> _Exercise_
Keep only the lines that hold the string "Friends", filtering out the rest of the entries below.

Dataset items
↓
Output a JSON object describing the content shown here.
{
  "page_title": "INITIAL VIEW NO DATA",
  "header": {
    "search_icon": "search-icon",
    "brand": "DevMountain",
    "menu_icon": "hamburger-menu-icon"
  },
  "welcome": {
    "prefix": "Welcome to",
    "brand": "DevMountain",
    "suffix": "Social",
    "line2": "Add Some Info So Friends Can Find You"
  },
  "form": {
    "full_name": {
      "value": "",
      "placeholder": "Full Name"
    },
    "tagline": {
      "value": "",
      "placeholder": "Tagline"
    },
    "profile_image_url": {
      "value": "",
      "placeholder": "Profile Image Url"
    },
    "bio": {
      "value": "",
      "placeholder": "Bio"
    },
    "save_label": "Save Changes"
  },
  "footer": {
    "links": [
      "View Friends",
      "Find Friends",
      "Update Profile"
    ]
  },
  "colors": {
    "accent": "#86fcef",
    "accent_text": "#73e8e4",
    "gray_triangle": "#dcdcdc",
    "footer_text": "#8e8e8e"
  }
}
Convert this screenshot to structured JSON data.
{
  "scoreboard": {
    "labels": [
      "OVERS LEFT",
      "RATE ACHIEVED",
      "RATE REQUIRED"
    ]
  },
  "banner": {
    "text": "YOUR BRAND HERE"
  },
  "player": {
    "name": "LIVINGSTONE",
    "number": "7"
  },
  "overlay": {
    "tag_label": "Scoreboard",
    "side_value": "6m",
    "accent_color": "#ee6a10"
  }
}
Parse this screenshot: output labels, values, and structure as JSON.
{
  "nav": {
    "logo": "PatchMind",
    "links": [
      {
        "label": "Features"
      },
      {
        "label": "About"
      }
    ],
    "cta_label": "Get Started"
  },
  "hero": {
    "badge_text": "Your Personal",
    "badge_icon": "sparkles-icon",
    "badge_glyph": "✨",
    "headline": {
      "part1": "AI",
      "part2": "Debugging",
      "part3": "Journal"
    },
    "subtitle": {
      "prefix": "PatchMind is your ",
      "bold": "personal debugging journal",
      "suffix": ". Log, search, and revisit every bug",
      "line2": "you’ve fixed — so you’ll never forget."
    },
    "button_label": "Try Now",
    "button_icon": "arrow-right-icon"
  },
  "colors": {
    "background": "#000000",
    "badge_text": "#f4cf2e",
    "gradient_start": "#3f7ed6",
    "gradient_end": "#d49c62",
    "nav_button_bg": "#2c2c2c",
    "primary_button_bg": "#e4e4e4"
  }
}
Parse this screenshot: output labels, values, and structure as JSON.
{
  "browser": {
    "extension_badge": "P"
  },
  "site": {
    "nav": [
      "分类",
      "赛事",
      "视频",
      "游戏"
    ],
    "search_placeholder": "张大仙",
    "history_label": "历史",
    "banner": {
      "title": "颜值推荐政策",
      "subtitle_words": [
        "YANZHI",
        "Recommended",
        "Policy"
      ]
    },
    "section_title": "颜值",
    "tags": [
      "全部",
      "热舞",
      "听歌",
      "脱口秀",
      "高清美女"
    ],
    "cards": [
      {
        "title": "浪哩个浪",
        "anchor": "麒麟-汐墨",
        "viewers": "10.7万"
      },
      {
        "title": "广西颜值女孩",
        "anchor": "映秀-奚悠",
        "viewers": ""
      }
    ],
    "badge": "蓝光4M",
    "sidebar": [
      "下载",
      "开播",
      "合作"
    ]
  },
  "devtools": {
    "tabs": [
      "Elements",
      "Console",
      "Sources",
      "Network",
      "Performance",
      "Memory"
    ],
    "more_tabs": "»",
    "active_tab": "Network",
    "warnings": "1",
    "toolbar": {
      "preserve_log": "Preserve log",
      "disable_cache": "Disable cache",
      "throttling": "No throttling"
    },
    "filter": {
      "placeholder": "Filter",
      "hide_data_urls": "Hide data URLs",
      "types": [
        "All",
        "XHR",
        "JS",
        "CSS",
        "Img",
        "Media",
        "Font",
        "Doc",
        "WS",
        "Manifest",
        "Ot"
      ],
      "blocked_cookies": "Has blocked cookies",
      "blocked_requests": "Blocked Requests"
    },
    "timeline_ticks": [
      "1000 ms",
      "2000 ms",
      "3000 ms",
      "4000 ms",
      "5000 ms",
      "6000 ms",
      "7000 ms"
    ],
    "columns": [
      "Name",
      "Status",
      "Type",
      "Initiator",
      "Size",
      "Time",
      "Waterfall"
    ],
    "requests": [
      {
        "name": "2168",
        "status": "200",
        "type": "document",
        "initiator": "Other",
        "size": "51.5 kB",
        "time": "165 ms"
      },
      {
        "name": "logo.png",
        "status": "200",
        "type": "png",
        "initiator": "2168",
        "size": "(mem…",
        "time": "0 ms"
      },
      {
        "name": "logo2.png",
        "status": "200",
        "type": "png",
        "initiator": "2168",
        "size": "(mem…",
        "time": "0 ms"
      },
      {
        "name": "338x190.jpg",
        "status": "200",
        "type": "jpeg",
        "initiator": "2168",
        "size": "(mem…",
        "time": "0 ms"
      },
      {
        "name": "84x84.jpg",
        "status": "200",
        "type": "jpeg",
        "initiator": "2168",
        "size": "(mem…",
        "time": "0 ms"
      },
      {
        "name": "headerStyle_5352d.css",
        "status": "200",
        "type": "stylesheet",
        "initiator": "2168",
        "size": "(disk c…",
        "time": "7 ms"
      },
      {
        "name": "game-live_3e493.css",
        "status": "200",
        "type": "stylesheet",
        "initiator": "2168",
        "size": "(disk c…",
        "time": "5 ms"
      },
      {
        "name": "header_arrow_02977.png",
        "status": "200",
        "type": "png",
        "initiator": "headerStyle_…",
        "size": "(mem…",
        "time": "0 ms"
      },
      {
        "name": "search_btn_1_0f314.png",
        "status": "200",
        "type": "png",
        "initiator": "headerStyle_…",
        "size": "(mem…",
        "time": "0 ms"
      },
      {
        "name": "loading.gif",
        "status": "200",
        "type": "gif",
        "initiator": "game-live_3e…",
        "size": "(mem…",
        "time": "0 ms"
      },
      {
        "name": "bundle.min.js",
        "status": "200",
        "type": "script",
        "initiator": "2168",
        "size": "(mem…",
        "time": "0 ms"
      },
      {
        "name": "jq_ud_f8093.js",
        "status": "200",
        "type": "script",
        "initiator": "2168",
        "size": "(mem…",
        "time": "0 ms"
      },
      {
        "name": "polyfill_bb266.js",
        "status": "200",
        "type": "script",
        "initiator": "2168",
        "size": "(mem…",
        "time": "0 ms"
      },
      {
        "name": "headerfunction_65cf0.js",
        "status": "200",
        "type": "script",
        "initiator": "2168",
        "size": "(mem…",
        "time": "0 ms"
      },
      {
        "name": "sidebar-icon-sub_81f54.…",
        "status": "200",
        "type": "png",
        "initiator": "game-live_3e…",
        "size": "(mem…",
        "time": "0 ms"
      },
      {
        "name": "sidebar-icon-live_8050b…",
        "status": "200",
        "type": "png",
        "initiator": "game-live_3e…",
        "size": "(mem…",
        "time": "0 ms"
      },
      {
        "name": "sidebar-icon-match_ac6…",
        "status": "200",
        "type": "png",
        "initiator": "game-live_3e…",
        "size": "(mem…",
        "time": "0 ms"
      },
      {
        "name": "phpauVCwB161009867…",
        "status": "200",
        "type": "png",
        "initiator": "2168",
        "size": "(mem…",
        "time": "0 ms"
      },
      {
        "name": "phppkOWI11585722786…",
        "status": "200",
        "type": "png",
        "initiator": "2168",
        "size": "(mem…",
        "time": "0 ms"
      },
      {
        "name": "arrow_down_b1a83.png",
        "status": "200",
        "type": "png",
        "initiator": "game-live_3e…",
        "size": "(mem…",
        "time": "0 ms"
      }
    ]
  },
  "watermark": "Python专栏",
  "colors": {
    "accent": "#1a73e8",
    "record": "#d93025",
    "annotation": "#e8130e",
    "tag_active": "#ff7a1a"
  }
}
↑
> _Output of the task_
    "line2": "Add Some Info So Friends Can Find You"
      "View Friends",
      "Find Friends",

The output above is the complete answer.